Your objective: Examine the entries and show every line in which the word "name" is found.

The data:

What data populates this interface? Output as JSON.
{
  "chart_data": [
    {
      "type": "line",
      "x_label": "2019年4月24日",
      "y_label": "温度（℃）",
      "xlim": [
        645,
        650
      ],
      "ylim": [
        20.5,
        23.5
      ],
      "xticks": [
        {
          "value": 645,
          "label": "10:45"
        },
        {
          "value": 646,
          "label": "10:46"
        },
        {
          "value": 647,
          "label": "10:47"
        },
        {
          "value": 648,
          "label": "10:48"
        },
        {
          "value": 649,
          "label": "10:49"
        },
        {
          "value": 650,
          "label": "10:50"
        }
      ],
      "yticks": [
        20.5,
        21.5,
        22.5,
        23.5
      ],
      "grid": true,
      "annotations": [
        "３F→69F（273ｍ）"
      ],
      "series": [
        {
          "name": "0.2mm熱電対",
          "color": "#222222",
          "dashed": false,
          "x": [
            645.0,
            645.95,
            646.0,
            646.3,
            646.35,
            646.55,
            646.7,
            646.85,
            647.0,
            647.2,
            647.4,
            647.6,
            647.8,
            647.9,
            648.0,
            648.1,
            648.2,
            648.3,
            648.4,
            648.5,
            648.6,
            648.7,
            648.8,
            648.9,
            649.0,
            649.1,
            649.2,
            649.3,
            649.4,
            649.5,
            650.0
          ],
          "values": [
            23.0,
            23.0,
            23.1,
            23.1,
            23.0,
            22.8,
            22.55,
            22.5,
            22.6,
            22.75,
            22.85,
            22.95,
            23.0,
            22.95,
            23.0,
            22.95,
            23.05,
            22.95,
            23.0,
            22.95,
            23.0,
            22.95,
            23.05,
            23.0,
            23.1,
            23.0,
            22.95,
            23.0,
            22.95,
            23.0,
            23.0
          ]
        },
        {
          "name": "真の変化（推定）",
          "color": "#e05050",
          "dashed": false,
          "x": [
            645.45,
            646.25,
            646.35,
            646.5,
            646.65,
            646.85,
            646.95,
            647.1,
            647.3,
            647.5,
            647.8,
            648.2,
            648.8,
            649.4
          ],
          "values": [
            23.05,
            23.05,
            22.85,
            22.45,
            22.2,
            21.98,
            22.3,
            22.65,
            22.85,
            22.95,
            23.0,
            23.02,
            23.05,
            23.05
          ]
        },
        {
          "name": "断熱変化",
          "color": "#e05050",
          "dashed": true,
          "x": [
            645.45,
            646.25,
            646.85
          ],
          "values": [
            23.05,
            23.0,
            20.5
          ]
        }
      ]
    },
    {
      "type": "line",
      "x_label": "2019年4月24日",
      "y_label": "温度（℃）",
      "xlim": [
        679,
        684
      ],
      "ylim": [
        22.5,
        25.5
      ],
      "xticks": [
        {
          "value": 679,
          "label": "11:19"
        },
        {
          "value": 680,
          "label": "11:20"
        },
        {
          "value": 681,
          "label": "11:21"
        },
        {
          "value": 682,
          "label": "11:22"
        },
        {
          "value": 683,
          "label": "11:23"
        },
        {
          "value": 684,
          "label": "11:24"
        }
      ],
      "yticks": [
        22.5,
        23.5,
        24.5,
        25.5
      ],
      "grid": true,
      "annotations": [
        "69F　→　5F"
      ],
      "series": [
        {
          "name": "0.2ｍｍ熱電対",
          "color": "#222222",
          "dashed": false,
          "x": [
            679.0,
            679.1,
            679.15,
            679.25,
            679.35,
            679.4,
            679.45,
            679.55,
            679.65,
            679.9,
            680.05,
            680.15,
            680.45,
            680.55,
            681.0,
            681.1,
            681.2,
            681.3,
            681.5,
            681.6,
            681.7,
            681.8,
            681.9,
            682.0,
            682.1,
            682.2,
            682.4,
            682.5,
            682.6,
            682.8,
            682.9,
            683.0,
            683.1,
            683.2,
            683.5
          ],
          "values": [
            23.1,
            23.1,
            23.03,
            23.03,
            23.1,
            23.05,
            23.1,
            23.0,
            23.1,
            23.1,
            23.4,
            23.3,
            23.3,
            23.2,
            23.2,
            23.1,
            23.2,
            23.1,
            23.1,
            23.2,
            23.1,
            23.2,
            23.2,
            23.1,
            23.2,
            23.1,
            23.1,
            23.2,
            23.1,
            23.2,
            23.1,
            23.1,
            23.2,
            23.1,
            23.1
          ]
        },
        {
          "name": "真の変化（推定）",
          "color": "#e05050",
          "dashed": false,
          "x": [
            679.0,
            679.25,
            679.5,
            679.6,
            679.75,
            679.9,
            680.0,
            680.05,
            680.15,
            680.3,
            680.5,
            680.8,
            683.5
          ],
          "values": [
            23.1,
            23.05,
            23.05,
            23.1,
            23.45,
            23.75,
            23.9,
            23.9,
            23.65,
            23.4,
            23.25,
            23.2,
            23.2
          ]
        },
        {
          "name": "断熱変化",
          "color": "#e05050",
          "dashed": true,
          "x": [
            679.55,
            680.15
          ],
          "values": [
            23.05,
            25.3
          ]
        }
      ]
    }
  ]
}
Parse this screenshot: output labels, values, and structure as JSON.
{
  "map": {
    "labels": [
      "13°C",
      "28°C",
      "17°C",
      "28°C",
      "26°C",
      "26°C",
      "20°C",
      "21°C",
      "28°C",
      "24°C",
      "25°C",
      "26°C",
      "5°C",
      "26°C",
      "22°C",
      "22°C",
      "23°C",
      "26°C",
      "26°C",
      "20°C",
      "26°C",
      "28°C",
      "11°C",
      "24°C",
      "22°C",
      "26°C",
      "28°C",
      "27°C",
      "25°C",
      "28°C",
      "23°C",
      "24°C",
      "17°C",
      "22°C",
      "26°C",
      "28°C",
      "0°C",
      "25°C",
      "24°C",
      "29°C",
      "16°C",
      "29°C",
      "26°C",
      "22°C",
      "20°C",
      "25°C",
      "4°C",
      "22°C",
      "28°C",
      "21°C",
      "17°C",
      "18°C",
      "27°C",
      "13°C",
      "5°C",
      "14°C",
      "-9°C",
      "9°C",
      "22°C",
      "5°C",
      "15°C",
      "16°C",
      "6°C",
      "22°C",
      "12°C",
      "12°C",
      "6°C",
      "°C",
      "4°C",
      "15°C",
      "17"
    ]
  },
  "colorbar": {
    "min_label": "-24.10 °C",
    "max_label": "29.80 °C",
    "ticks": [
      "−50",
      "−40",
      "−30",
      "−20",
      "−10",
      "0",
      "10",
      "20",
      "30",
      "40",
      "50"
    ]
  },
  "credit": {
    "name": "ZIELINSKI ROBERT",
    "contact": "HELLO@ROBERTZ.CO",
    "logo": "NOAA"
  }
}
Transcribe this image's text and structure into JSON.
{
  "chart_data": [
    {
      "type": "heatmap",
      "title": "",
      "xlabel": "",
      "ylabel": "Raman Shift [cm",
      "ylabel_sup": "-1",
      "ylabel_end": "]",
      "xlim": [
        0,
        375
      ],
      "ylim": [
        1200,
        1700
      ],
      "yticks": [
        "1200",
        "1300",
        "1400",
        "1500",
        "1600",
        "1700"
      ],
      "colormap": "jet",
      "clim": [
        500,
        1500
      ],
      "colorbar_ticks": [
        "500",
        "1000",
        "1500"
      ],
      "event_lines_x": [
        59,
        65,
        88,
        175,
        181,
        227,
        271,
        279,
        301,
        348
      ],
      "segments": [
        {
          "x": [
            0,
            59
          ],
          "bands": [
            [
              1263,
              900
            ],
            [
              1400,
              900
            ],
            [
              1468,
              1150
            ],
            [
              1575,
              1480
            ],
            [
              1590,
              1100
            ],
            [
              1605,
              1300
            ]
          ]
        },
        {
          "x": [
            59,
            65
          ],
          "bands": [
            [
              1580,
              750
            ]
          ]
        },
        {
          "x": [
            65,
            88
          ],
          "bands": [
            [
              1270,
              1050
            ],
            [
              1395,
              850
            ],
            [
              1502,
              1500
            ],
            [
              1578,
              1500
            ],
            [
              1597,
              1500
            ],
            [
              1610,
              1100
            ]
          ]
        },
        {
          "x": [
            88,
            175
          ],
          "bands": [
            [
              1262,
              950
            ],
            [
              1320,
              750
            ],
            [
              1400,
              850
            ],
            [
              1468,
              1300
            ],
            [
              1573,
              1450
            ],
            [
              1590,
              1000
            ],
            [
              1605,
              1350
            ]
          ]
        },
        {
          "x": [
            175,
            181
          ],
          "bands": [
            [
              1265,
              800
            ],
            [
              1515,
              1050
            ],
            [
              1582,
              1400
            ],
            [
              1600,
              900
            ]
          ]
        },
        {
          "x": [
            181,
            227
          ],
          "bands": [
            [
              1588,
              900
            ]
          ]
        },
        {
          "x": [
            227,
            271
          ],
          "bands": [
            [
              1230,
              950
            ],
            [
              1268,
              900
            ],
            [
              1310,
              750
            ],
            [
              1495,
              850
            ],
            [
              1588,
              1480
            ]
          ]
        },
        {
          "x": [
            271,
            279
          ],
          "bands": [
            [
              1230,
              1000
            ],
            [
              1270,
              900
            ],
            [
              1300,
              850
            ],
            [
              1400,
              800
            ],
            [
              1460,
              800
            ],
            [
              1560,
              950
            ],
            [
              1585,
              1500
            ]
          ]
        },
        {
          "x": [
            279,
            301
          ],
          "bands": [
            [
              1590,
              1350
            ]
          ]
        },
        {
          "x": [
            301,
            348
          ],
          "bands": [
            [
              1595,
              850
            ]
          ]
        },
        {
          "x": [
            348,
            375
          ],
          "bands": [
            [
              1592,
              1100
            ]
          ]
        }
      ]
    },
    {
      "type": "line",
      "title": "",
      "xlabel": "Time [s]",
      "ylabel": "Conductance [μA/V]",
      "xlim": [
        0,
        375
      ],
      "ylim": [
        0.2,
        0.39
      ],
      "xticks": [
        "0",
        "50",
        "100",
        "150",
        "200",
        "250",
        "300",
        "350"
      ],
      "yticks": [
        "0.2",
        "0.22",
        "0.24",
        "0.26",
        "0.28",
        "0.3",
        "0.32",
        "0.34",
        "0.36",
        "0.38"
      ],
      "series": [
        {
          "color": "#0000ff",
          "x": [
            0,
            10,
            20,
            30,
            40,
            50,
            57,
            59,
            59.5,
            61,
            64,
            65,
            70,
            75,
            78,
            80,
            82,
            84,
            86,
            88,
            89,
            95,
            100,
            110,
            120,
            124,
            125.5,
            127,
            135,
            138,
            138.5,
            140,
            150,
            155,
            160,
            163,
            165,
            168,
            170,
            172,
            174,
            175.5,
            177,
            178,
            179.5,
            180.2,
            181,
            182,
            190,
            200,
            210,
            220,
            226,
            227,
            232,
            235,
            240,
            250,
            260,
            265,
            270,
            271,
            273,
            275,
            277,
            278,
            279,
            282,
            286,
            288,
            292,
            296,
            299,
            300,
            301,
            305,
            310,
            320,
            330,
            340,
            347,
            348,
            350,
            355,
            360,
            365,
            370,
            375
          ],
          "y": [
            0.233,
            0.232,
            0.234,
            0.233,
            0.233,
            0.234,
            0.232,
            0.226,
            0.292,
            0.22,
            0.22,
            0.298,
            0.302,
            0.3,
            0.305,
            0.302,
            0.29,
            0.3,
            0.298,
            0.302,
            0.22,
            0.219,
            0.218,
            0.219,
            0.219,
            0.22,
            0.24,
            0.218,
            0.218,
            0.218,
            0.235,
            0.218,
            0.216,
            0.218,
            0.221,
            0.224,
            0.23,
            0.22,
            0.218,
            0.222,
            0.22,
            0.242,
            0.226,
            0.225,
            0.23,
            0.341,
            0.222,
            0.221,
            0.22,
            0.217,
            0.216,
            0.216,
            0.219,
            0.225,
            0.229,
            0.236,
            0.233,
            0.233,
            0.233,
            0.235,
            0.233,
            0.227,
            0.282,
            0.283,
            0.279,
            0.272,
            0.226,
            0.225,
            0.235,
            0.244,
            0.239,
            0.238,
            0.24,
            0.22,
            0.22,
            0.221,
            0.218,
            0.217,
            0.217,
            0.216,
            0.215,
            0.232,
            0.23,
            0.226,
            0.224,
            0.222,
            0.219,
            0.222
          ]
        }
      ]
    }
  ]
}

Task output:
          "name": "0.2mm熱電対",
          "name": "真の変化（推定）",
          "name": "断熱変化",
          "name": "0.2ｍｍ熱電対",
          "name": "真の変化（推定）",
          "name": "断熱変化",
    "name": "ZIELINSKI ROBERT",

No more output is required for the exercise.